§ TASK BRIEF
After reading the data, copy it out in full and exactly.
SUPPLIED MATERIAL section start
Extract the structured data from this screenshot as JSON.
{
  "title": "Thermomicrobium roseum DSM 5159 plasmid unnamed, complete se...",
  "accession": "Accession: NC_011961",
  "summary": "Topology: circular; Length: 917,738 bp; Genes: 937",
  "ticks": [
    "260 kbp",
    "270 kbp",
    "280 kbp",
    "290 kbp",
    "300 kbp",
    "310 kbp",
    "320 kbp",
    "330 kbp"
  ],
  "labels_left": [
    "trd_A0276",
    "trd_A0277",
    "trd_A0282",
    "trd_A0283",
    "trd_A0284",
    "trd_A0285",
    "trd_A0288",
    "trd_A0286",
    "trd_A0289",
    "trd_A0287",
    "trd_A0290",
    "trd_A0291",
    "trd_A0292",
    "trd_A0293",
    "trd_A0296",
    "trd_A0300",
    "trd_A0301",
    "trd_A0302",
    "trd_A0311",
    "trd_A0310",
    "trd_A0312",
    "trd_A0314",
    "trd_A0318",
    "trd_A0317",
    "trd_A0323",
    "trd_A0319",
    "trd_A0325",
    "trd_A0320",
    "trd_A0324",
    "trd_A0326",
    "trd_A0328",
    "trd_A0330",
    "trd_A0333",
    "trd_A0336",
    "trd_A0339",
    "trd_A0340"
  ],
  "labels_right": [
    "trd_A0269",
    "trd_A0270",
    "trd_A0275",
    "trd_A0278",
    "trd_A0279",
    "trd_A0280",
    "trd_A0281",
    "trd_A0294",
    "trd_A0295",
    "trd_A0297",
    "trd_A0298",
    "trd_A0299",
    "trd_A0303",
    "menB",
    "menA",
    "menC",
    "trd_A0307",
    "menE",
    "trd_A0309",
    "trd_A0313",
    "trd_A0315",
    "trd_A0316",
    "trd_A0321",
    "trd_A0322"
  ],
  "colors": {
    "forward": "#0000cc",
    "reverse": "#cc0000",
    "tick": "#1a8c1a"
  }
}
SUPPLIED MATERIAL section end
§ OUTPUT
Extract the structured data from this screenshot as JSON.
{
  "title": "Thermomicrobium roseum DSM 5159 plasmid unnamed, complete se...",
  "accession": "Accession: NC_011961",
  "summary": "Topology: circular; Length: 917,738 bp; Genes: 937",
  "ticks": [
    "260 kbp",
    "270 kbp",
    "280 kbp",
    "290 kbp",
    "300 kbp",
    "310 kbp",
    "320 kbp",
    "330 kbp"
  ],
  "labels_left": [
    "trd_A0276",
    "trd_A0277",
    "trd_A0282",
    "trd_A0283",
    "trd_A0284",
    "trd_A0285",
    "trd_A0288",
    "trd_A0286",
    "trd_A0289",
    "trd_A0287",
    "trd_A0290",
    "trd_A0291",
    "trd_A0292",
    "trd_A0293",
    "trd_A0296",
    "trd_A0300",
    "trd_A0301",
    "trd_A0302",
    "trd_A0311",
    "trd_A0310",
    "trd_A0312",
    "trd_A0314",
    "trd_A0318",
    "trd_A0317",
    "trd_A0323",
    "trd_A0319",
    "trd_A0325",
    "trd_A0320",
    "trd_A0324",
    "trd_A0326",
    "trd_A0328",
    "trd_A0330",
    "trd_A0333",
    "trd_A0336",
    "trd_A0339",
    "trd_A0340"
  ],
  "labels_right": [
    "trd_A0269",
    "trd_A0270",
    "trd_A0275",
    "trd_A0278",
    "trd_A0279",
    "trd_A0280",
    "trd_A0281",
    "trd_A0294",
    "trd_A0295",
    "trd_A0297",
    "trd_A0298",
    "trd_A0299",
    "trd_A0303",
    "menB",
    "menA",
    "menC",
    "trd_A0307",
    "menE",
    "trd_A0309",
    "trd_A0313",
    "trd_A0315",
    "trd_A0316",
    "trd_A0321",
    "trd_A0322"
  ],
  "colors": {
    "forward": "#0000cc",
    "reverse": "#cc0000",
    "tick": "#1a8c1a"
  }
}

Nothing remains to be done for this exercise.